++++ PROVIDED DATA ++++

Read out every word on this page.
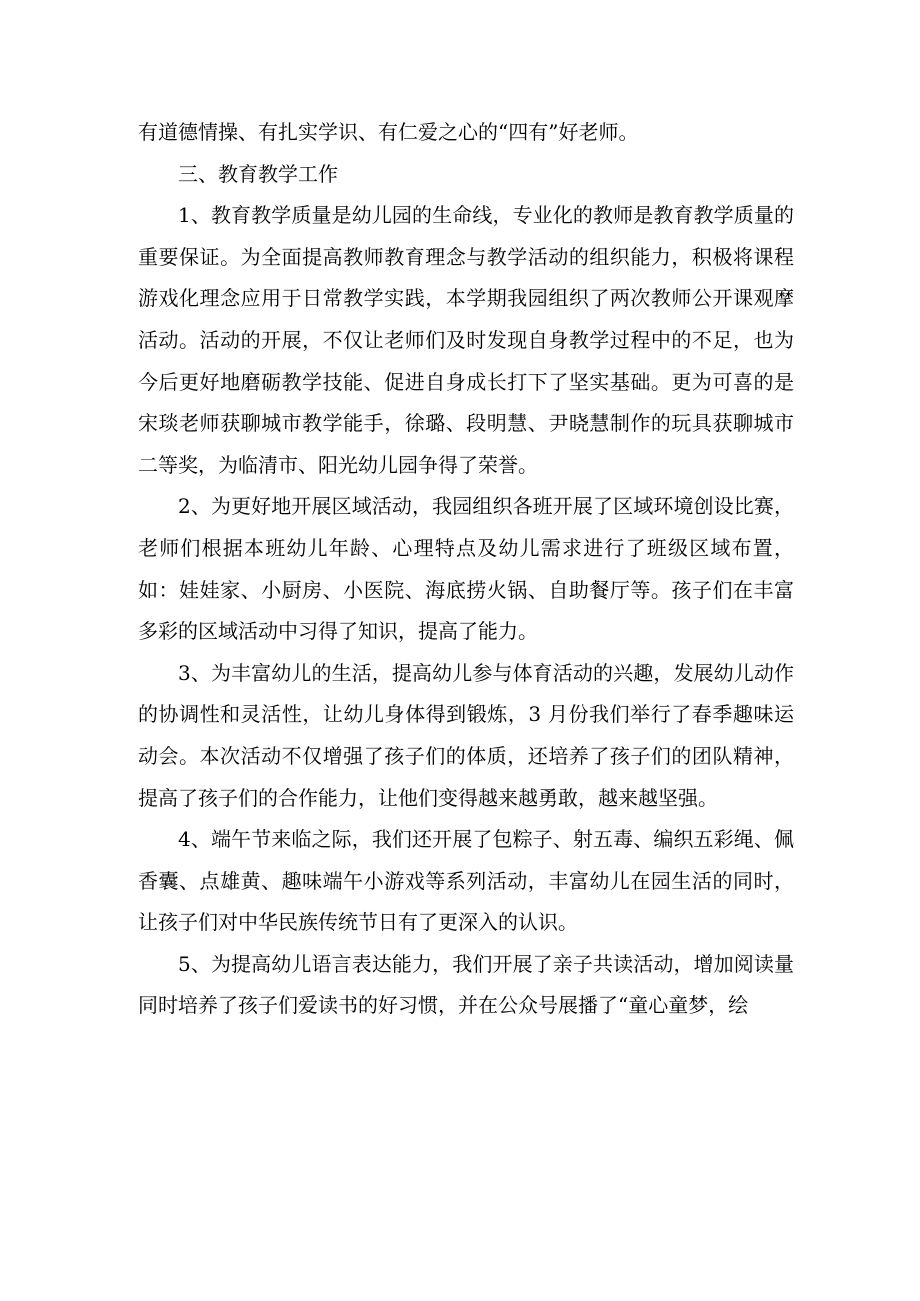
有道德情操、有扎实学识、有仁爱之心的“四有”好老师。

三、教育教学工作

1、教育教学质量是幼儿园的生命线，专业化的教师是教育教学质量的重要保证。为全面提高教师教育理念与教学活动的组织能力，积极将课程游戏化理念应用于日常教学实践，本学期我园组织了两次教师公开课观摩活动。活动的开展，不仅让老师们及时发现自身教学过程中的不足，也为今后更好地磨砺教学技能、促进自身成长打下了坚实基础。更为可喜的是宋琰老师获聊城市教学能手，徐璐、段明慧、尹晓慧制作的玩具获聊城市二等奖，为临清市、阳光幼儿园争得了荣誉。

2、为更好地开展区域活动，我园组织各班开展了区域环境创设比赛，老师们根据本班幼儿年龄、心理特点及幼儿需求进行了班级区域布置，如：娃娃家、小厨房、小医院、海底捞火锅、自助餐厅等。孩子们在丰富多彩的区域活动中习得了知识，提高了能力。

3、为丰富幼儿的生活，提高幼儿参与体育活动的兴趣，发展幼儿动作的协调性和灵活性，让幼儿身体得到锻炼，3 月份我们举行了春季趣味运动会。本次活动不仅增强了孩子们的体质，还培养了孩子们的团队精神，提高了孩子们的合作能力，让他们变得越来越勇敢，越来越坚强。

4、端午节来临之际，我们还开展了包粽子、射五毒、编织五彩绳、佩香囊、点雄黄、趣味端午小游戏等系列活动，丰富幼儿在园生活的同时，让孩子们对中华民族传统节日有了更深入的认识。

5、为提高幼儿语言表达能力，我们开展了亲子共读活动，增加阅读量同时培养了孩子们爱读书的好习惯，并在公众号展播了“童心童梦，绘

++++
++++ PROVIDED DATA ++++

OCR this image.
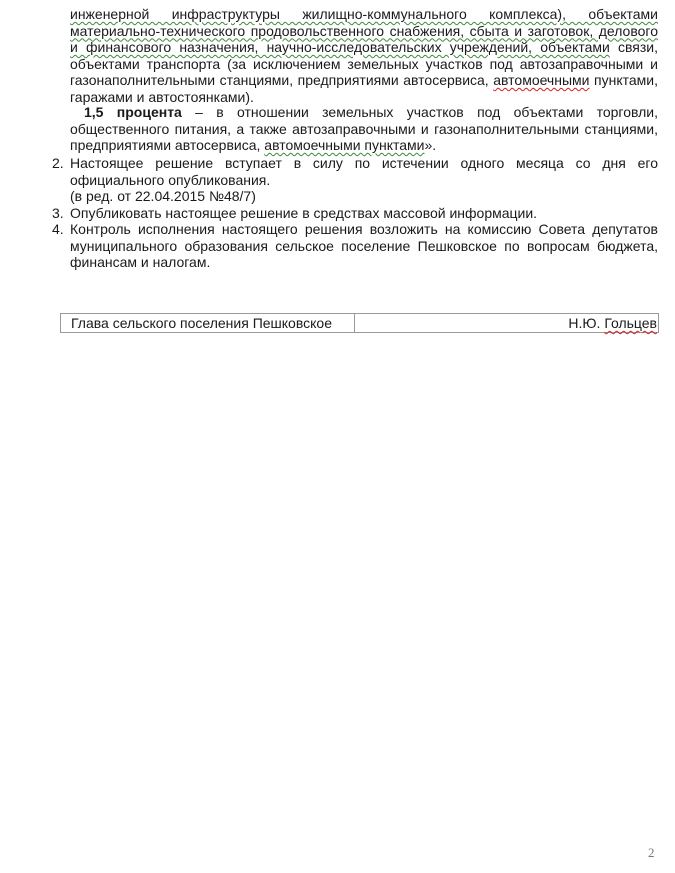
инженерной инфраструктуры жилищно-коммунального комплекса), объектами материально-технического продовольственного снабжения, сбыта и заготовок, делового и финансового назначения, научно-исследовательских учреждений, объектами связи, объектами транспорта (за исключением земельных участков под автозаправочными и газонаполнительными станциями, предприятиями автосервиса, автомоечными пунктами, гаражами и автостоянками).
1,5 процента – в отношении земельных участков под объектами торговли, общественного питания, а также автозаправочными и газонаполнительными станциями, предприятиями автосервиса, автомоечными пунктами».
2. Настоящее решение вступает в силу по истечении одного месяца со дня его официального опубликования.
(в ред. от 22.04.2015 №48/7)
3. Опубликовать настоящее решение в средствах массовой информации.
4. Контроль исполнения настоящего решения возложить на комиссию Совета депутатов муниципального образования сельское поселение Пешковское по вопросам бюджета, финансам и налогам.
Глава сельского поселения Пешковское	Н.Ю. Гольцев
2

++++
++++ PROVIDED DATA ++++

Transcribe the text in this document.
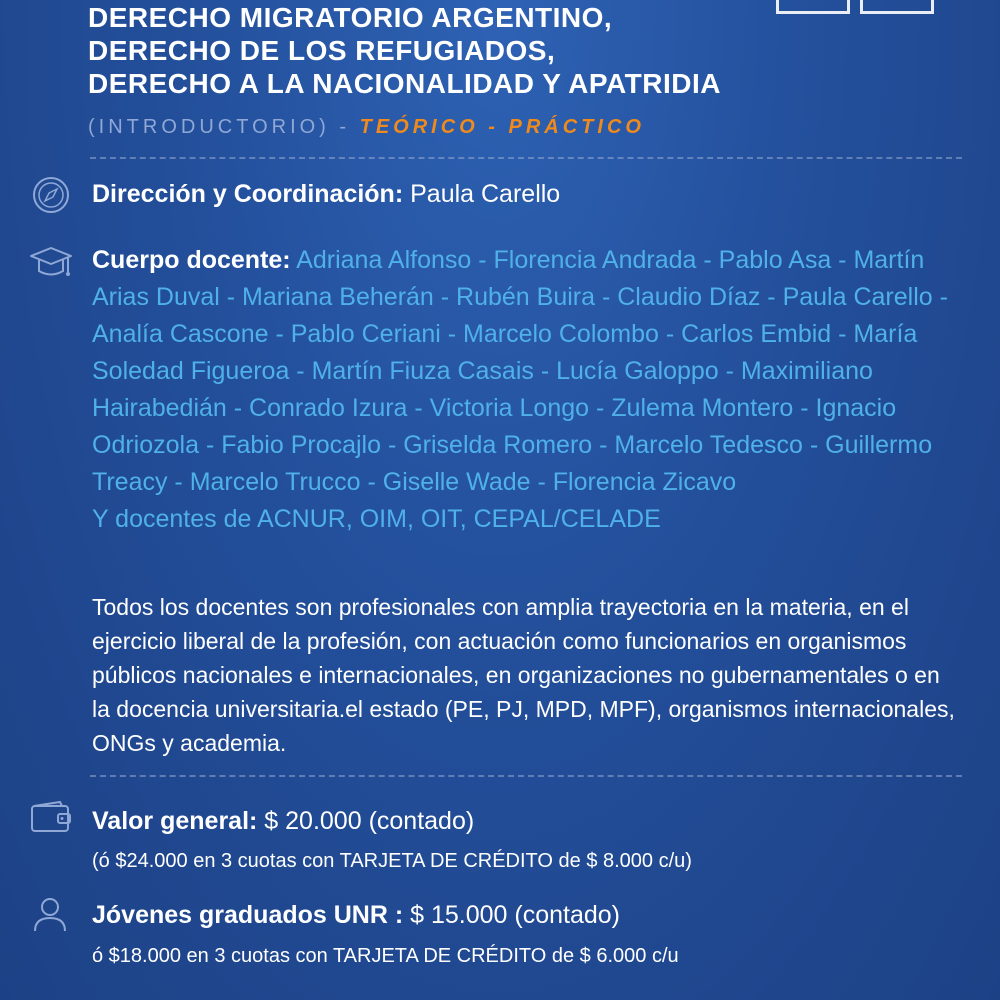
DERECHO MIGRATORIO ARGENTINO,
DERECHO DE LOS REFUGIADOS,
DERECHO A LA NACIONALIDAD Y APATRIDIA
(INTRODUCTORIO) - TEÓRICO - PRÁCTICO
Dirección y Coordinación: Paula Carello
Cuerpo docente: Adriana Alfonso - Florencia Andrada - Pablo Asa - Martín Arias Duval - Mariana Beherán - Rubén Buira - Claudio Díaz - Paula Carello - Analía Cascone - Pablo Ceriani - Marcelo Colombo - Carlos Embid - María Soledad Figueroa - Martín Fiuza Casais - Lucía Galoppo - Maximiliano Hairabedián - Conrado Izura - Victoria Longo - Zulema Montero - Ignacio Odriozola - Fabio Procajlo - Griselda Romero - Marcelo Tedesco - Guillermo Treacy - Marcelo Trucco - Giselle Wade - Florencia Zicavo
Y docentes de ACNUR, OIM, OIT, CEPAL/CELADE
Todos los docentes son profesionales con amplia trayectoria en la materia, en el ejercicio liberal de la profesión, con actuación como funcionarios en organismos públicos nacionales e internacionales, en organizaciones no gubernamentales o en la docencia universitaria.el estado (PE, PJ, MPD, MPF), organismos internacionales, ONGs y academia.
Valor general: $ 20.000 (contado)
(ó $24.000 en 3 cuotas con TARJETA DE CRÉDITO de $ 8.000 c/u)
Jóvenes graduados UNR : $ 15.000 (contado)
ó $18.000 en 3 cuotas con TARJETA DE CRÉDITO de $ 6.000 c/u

++++

◆ WRITTEN PROBLEM
Collect every line from the records above that contains the word "DERECHO".

◆ COMPLETE RESPONSE
DERECHO MIGRATORIO ARGENTINO,
DERECHO DE LOS REFUGIADOS,
DERECHO A LA NACIONALIDAD Y APATRIDIA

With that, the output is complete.